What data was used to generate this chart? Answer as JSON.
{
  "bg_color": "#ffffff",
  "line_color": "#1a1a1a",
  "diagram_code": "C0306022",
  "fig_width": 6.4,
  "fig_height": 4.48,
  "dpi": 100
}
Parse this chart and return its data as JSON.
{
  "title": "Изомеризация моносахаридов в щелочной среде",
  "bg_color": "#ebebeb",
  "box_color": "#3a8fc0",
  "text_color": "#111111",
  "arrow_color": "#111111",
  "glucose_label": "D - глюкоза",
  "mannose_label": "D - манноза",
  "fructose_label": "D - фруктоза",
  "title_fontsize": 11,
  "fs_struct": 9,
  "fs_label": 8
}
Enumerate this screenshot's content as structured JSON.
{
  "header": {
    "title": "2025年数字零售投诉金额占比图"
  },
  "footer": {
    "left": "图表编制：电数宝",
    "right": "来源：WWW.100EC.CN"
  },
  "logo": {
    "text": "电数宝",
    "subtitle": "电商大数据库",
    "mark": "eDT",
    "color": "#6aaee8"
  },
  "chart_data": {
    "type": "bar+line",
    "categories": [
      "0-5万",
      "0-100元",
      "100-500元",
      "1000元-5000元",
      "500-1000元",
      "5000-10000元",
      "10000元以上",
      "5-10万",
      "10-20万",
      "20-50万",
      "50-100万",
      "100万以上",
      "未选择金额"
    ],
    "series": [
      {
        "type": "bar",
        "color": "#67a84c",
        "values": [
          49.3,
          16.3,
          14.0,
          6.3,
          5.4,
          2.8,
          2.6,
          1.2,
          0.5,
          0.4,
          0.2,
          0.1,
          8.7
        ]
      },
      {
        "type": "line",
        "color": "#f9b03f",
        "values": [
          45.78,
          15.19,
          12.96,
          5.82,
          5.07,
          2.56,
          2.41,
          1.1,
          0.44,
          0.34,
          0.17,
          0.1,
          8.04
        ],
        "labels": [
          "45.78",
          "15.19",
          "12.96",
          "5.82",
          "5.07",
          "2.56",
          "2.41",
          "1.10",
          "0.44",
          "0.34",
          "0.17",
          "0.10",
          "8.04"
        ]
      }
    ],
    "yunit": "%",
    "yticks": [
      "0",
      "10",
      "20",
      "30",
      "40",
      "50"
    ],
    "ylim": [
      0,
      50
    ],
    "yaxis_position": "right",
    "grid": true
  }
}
++++++++++
Exactly reproduce every record.

Answer to this task =>
What data was used to generate this chart? Answer as JSON.
{
  "bg_color": "#ffffff",
  "line_color": "#1a1a1a",
  "diagram_code": "C0306022",
  "fig_width": 6.4,
  "fig_height": 4.48,
  "dpi": 100
}
Parse this chart and return its data as JSON.
{
  "title": "Изомеризация моносахаридов в щелочной среде",
  "bg_color": "#ebebeb",
  "box_color": "#3a8fc0",
  "text_color": "#111111",
  "arrow_color": "#111111",
  "glucose_label": "D - глюкоза",
  "mannose_label": "D - манноза",
  "fructose_label": "D - фруктоза",
  "title_fontsize": 11,
  "fs_struct": 9,
  "fs_label": 8
}
Enumerate this screenshot's content as structured JSON.
{
  "header": {
    "title": "2025年数字零售投诉金额占比图"
  },
  "footer": {
    "left": "图表编制：电数宝",
    "right": "来源：WWW.100EC.CN"
  },
  "logo": {
    "text": "电数宝",
    "subtitle": "电商大数据库",
    "mark": "eDT",
    "color": "#6aaee8"
  },
  "chart_data": {
    "type": "bar+line",
    "categories": [
      "0-5万",
      "0-100元",
      "100-500元",
      "1000元-5000元",
      "500-1000元",
      "5000-10000元",
      "10000元以上",
      "5-10万",
      "10-20万",
      "20-50万",
      "50-100万",
      "100万以上",
      "未选择金额"
    ],
    "series": [
      {
        "type": "bar",
        "color": "#67a84c",
        "values": [
          49.3,
          16.3,
          14.0,
          6.3,
          5.4,
          2.8,
          2.6,
          1.2,
          0.5,
          0.4,
          0.2,
          0.1,
          8.7
        ]
      },
      {
        "type": "line",
        "color": "#f9b03f",
        "values": [
          45.78,
          15.19,
          12.96,
          5.82,
          5.07,
          2.56,
          2.41,
          1.1,
          0.44,
          0.34,
          0.17,
          0.1,
          8.04
        ],
        "labels": [
          "45.78",
          "15.19",
          "12.96",
          "5.82",
          "5.07",
          "2.56",
          "2.41",
          "1.10",
          "0.44",
          "0.34",
          "0.17",
          "0.10",
          "8.04"
        ]
      }
    ],
    "yunit": "%",
    "yticks": [
      "0",
      "10",
      "20",
      "30",
      "40",
      "50"
    ],
    "ylim": [
      0,
      50
    ],
    "yaxis_position": "right",
    "grid": true
  }
}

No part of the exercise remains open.